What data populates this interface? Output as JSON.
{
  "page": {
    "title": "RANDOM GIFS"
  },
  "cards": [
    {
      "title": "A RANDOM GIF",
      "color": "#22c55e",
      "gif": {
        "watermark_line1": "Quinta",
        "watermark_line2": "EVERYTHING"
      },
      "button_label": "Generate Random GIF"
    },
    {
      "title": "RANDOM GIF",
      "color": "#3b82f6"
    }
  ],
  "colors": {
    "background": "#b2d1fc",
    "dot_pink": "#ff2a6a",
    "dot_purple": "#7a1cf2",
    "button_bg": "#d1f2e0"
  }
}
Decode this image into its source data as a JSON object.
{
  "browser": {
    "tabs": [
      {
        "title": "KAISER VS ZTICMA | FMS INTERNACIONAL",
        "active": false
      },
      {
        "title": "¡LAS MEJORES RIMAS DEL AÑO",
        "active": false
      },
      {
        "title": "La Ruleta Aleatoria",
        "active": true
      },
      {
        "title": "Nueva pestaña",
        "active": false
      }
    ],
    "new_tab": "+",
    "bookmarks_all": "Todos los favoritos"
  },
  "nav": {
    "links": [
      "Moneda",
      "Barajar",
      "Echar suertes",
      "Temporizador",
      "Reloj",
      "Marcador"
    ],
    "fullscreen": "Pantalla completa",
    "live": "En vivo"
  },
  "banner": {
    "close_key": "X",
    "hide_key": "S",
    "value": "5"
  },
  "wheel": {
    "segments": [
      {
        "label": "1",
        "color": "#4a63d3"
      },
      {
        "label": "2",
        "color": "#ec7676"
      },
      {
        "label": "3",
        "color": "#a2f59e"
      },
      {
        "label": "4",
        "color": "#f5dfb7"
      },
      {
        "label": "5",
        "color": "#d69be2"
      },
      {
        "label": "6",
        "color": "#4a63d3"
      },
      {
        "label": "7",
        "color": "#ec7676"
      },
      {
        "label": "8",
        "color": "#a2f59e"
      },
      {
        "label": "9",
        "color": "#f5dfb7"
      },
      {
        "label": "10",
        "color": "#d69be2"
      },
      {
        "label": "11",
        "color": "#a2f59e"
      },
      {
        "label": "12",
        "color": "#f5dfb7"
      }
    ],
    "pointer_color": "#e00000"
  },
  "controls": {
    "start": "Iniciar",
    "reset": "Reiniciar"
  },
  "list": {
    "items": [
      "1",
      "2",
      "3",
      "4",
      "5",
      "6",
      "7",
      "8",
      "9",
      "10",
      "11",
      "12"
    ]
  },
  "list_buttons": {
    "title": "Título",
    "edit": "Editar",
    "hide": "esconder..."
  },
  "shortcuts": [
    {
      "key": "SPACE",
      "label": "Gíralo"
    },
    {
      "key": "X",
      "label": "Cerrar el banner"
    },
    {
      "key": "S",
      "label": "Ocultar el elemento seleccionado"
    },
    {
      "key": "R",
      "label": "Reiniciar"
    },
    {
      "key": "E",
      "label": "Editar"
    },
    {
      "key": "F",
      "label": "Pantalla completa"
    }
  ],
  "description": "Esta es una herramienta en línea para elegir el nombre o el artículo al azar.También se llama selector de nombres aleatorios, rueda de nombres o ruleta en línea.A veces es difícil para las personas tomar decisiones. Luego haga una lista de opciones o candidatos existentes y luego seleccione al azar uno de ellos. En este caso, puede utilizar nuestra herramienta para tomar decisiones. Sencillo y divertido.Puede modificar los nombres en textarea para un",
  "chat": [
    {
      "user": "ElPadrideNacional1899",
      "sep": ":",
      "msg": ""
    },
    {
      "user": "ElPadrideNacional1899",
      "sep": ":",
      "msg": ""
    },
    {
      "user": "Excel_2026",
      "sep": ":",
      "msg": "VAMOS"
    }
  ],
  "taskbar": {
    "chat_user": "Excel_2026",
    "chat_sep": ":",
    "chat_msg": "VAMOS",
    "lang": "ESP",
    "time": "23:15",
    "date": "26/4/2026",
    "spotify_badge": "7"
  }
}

**What the exercise asks**
State the number of lines in the records that include "data", and write nothing else.

**Right answer**
2